_Given entries_
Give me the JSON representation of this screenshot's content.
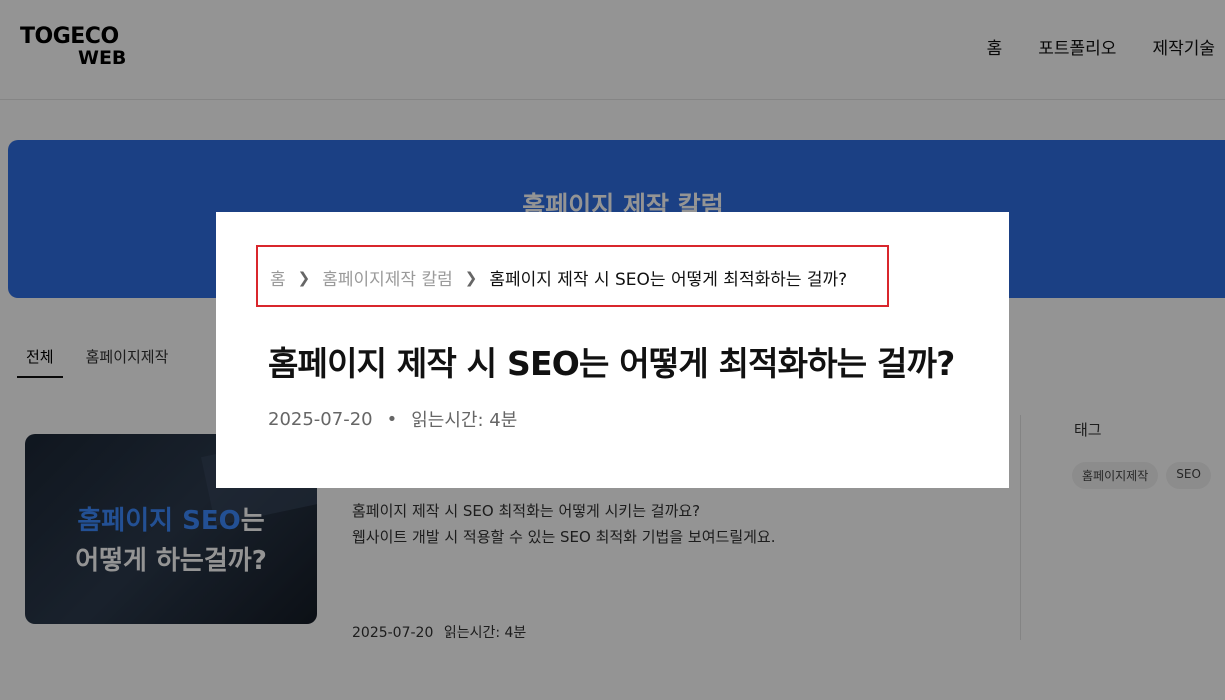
{
  "header": {
    "logo_top": "TOGECO",
    "logo_bottom": "WEB",
    "nav": [
      "홈",
      "포트폴리오",
      "제작기술"
    ]
  },
  "hero": {
    "title": "홈페이지 제작 칼럼"
  },
  "tabs": [
    {
      "label": "전체",
      "active": true
    },
    {
      "label": "홈페이지제작",
      "active": false
    }
  ],
  "card": {
    "thumb_line1_blue": "홈페이지 SEO",
    "thumb_line1_rest": "는",
    "thumb_line2": "어떻게 하는걸까?",
    "desc_line1": "홈페이지 제작 시 SEO 최적화는 어떻게 시키는 걸까요?",
    "desc_line2": "웹사이트 개발 시 적용할 수 있는 SEO 최적화 기법을 보여드릴게요.",
    "date": "2025-07-20",
    "read_time": "읽는시간: 4분"
  },
  "sidebar": {
    "tag_heading": "태그",
    "tags": [
      "홈페이지제작",
      "SEO"
    ]
  },
  "popup": {
    "breadcrumb": {
      "home": "홈",
      "category": "홈페이지제작 칼럼",
      "current": "홈페이지 제작 시 SEO는 어떻게 최적화하는 걸까?"
    },
    "title": "홈페이지 제작 시 SEO는 어떻게 최적화하는 걸까?",
    "date": "2025-07-20",
    "read_time": "읽는시간: 4분"
  },
  "colors": {
    "hero_blue": "#2f6fe4",
    "highlight_red": "#d9262c"
  }
}
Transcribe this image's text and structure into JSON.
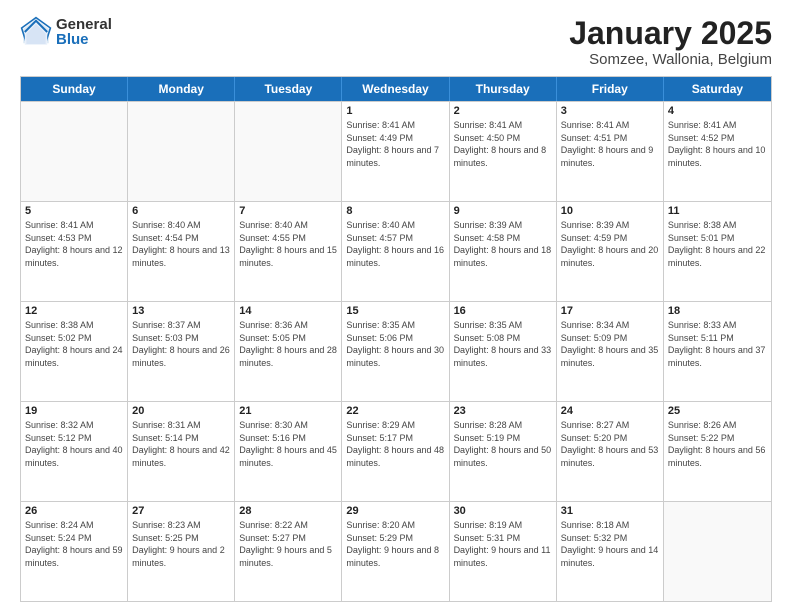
{
  "logo": {
    "general": "General",
    "blue": "Blue"
  },
  "title": {
    "month": "January 2025",
    "location": "Somzee, Wallonia, Belgium"
  },
  "header": {
    "days": [
      "Sunday",
      "Monday",
      "Tuesday",
      "Wednesday",
      "Thursday",
      "Friday",
      "Saturday"
    ]
  },
  "weeks": [
    {
      "cells": [
        {
          "day": "",
          "empty": true
        },
        {
          "day": "",
          "empty": true
        },
        {
          "day": "",
          "empty": true
        },
        {
          "day": "1",
          "sunrise": "8:41 AM",
          "sunset": "4:49 PM",
          "daylight": "8 hours and 7 minutes."
        },
        {
          "day": "2",
          "sunrise": "8:41 AM",
          "sunset": "4:50 PM",
          "daylight": "8 hours and 8 minutes."
        },
        {
          "day": "3",
          "sunrise": "8:41 AM",
          "sunset": "4:51 PM",
          "daylight": "8 hours and 9 minutes."
        },
        {
          "day": "4",
          "sunrise": "8:41 AM",
          "sunset": "4:52 PM",
          "daylight": "8 hours and 10 minutes."
        }
      ]
    },
    {
      "cells": [
        {
          "day": "5",
          "sunrise": "8:41 AM",
          "sunset": "4:53 PM",
          "daylight": "8 hours and 12 minutes."
        },
        {
          "day": "6",
          "sunrise": "8:40 AM",
          "sunset": "4:54 PM",
          "daylight": "8 hours and 13 minutes."
        },
        {
          "day": "7",
          "sunrise": "8:40 AM",
          "sunset": "4:55 PM",
          "daylight": "8 hours and 15 minutes."
        },
        {
          "day": "8",
          "sunrise": "8:40 AM",
          "sunset": "4:57 PM",
          "daylight": "8 hours and 16 minutes."
        },
        {
          "day": "9",
          "sunrise": "8:39 AM",
          "sunset": "4:58 PM",
          "daylight": "8 hours and 18 minutes."
        },
        {
          "day": "10",
          "sunrise": "8:39 AM",
          "sunset": "4:59 PM",
          "daylight": "8 hours and 20 minutes."
        },
        {
          "day": "11",
          "sunrise": "8:38 AM",
          "sunset": "5:01 PM",
          "daylight": "8 hours and 22 minutes."
        }
      ]
    },
    {
      "cells": [
        {
          "day": "12",
          "sunrise": "8:38 AM",
          "sunset": "5:02 PM",
          "daylight": "8 hours and 24 minutes."
        },
        {
          "day": "13",
          "sunrise": "8:37 AM",
          "sunset": "5:03 PM",
          "daylight": "8 hours and 26 minutes."
        },
        {
          "day": "14",
          "sunrise": "8:36 AM",
          "sunset": "5:05 PM",
          "daylight": "8 hours and 28 minutes."
        },
        {
          "day": "15",
          "sunrise": "8:35 AM",
          "sunset": "5:06 PM",
          "daylight": "8 hours and 30 minutes."
        },
        {
          "day": "16",
          "sunrise": "8:35 AM",
          "sunset": "5:08 PM",
          "daylight": "8 hours and 33 minutes."
        },
        {
          "day": "17",
          "sunrise": "8:34 AM",
          "sunset": "5:09 PM",
          "daylight": "8 hours and 35 minutes."
        },
        {
          "day": "18",
          "sunrise": "8:33 AM",
          "sunset": "5:11 PM",
          "daylight": "8 hours and 37 minutes."
        }
      ]
    },
    {
      "cells": [
        {
          "day": "19",
          "sunrise": "8:32 AM",
          "sunset": "5:12 PM",
          "daylight": "8 hours and 40 minutes."
        },
        {
          "day": "20",
          "sunrise": "8:31 AM",
          "sunset": "5:14 PM",
          "daylight": "8 hours and 42 minutes."
        },
        {
          "day": "21",
          "sunrise": "8:30 AM",
          "sunset": "5:16 PM",
          "daylight": "8 hours and 45 minutes."
        },
        {
          "day": "22",
          "sunrise": "8:29 AM",
          "sunset": "5:17 PM",
          "daylight": "8 hours and 48 minutes."
        },
        {
          "day": "23",
          "sunrise": "8:28 AM",
          "sunset": "5:19 PM",
          "daylight": "8 hours and 50 minutes."
        },
        {
          "day": "24",
          "sunrise": "8:27 AM",
          "sunset": "5:20 PM",
          "daylight": "8 hours and 53 minutes."
        },
        {
          "day": "25",
          "sunrise": "8:26 AM",
          "sunset": "5:22 PM",
          "daylight": "8 hours and 56 minutes."
        }
      ]
    },
    {
      "cells": [
        {
          "day": "26",
          "sunrise": "8:24 AM",
          "sunset": "5:24 PM",
          "daylight": "8 hours and 59 minutes."
        },
        {
          "day": "27",
          "sunrise": "8:23 AM",
          "sunset": "5:25 PM",
          "daylight": "9 hours and 2 minutes."
        },
        {
          "day": "28",
          "sunrise": "8:22 AM",
          "sunset": "5:27 PM",
          "daylight": "9 hours and 5 minutes."
        },
        {
          "day": "29",
          "sunrise": "8:20 AM",
          "sunset": "5:29 PM",
          "daylight": "9 hours and 8 minutes."
        },
        {
          "day": "30",
          "sunrise": "8:19 AM",
          "sunset": "5:31 PM",
          "daylight": "9 hours and 11 minutes."
        },
        {
          "day": "31",
          "sunrise": "8:18 AM",
          "sunset": "5:32 PM",
          "daylight": "9 hours and 14 minutes."
        },
        {
          "day": "",
          "empty": true
        }
      ]
    }
  ]
}
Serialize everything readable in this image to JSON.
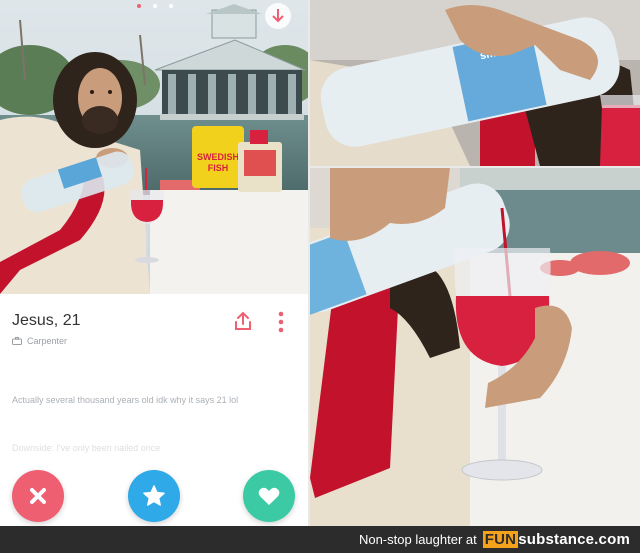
{
  "profile": {
    "name_age": "Jesus, 21",
    "job": "Carpenter",
    "bio": "Actually several thousand years old idk why it says 21 lol",
    "downside": "Downside: I've only been nailed once"
  },
  "actions": {
    "nope": "x-icon",
    "super_like": "star-icon",
    "like": "heart-icon"
  },
  "colors": {
    "nope": "#ef5f72",
    "super_like": "#2fa9e7",
    "like": "#3ccaa4",
    "wine": "#d8213f",
    "sash": "#c2122c"
  },
  "watermark": {
    "text": "Non-stop laughter at",
    "logo_fun": "FUN",
    "logo_rest": "substance.com"
  }
}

_What you will do_
Copy every line of the data that holds the string "최적화하는".

_In response_
      "current": "홈페이지 제작 시 SEO는 어떻게 최적화하는 걸까?"
    "title": "홈페이지 제작 시 SEO는 어떻게 최적화하는 걸까?",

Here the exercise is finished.